Extracted data entries:

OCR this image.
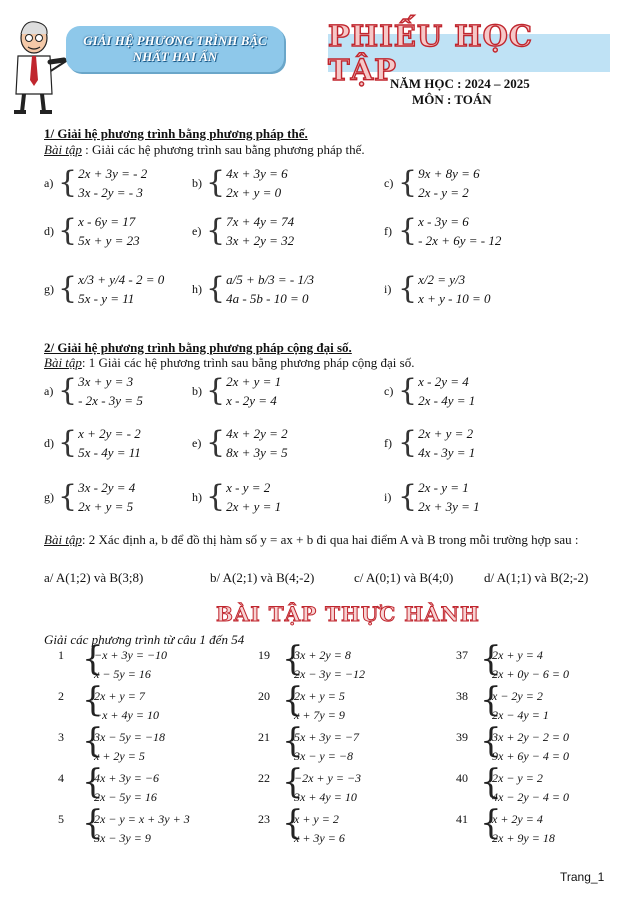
GIẢI HỆ PHƯƠNG TRÌNH BẬC
NHẤT HAI ẨN
PHIẾU HỌC TẬP
NĂM HỌC : 2024 – 2025
MÔN : TOÁN
1/ Giải hệ phương trình bằng phương pháp thế.
Bài tập : Giải các hệ phương trình sau bằng phương pháp thế.
2/ Giải hệ phương trình bằng phương pháp cộng đại số.
Bài tập: 1 Giải các hệ phương trình sau bằng phương pháp cộng đại số.
Bài tập: 2 Xác định a, b để đồ thị hàm số y = ax + b đi qua hai điểm A và B trong mỗi trường hợp sau :
a/ A(1;2) và B(3;8)	b/ A(2;1) và B(4;-2)	c/ A(0;1) và B(4;0) d/ A(1;1) và B(2;-2)
BÀI TẬP THỰC HÀNH
Giải các phương trình từ câu 1 đến 54
Trang_1
a) { 2x + 3y = - 2
3x - 2y = - 3
b) { 4x + 3y = 6
2x + y = 0
c) { 9x + 8y = 6
2x - y = 2
d) { x - 6y = 17
5x + y = 23
e) { 7x + 4y = 74
3x + 2y = 32
f) { x - 3y = 6
- 2x + 6y = - 12
g) { x/3 + y/4 - 2 = 0
5x - y = 11
h) { a/5 + b/3 = - 1/3
4a - 5b - 10 = 0
i) { x/2 = y/3
x + y - 10 = 0
a) { 3x + y = 3
- 2x - 3y = 5
b) { 2x + y = 1
x - 2y = 4
c) { x - 2y = 4
2x - 4y = 1
d) { x + 2y = - 2
5x - 4y = 11
e) { 4x + 2y = 2
8x + 3y = 5
f) { 2x + y = 2
4x - 3y = 1
g) { 3x - 2y = 4
2x + y = 5
h) { x - y = 2
2x + y = 1
i) { 2x - y = 1
2x + 3y = 1
1 {
−x + 3y = −10
x − 5y = 16
19 {
3x + 2y = 8
2x − 3y = −12
37 {
2x + y = 4
2x + 0y − 6 = 0
2 {
2x + y = 7
−x + 4y = 10
20 {
2x + y = 5
x + 7y = 9
38 {
x − 2y = 2
2x − 4y = 1
3 {
3x − 5y = −18
x + 2y = 5
21 {
5x + 3y = −7
3x − y = −8
39 {
3x + 2y − 2 = 0
9x + 6y − 4 = 0
4 {
4x + 3y = −6
2x − 5y = 16
22 {
−2x + y = −3
3x + 4y = 10
40 {
2x − y = 2
4x − 2y − 4 = 0
5 {
2x − y = x + 3y + 3
3x − 3y = 9
23 {
x + y = 2
x + 3y = 6
41 {
x + 2y = 4
2x + 9y = 18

| Goal |
Copy each line above precisely, dropping the pictures.

| Task result |
OCR this image.
GIẢI HỆ PHƯƠNG TRÌNH BẬC
NHẤT HAI ẨN
PHIẾU HỌC TẬP
NĂM HỌC : 2024 – 2025
MÔN : TOÁN
1/ Giải hệ phương trình bằng phương pháp thế.
Bài tập : Giải các hệ phương trình sau bằng phương pháp thế.
2/ Giải hệ phương trình bằng phương pháp cộng đại số.
Bài tập: 1 Giải các hệ phương trình sau bằng phương pháp cộng đại số.
Bài tập: 2 Xác định a, b để đồ thị hàm số y = ax + b đi qua hai điểm A và B trong mỗi trường hợp sau :
a/ A(1;2) và B(3;8)	b/ A(2;1) và B(4;-2)	c/ A(0;1) và B(4;0) d/ A(1;1) và B(2;-2)
BÀI TẬP THỰC HÀNH
Giải các phương trình từ câu 1 đến 54
Trang_1
a) { 2x + 3y = - 2
3x - 2y = - 3
b) { 4x + 3y = 6
2x + y = 0
c) { 9x + 8y = 6
2x - y = 2
d) { x - 6y = 17
5x + y = 23
e) { 7x + 4y = 74
3x + 2y = 32
f) { x - 3y = 6
- 2x + 6y = - 12
g) { x/3 + y/4 - 2 = 0
5x - y = 11
h) { a/5 + b/3 = - 1/3
4a - 5b - 10 = 0
i) { x/2 = y/3
x + y - 10 = 0
a) { 3x + y = 3
- 2x - 3y = 5
b) { 2x + y = 1
x - 2y = 4
c) { x - 2y = 4
2x - 4y = 1
d) { x + 2y = - 2
5x - 4y = 11
e) { 4x + 2y = 2
8x + 3y = 5
f) { 2x + y = 2
4x - 3y = 1
g) { 3x - 2y = 4
2x + y = 5
h) { x - y = 2
2x + y = 1
i) { 2x - y = 1
2x + 3y = 1
1 {
−x + 3y = −10
x − 5y = 16
19 {
3x + 2y = 8
2x − 3y = −12
37 {
2x + y = 4
2x + 0y − 6 = 0
2 {
2x + y = 7
−x + 4y = 10
20 {
2x + y = 5
x + 7y = 9
38 {
x − 2y = 2
2x − 4y = 1
3 {
3x − 5y = −18
x + 2y = 5
21 {
5x + 3y = −7
3x − y = −8
39 {
3x + 2y − 2 = 0
9x + 6y − 4 = 0
4 {
4x + 3y = −6
2x − 5y = 16
22 {
−2x + y = −3
3x + 4y = 10
40 {
2x − y = 2
4x − 2y − 4 = 0
5 {
2x − y = x + 3y + 3
3x − 3y = 9
23 {
x + y = 2
x + 3y = 6
41 {
x + 2y = 4
2x + 9y = 18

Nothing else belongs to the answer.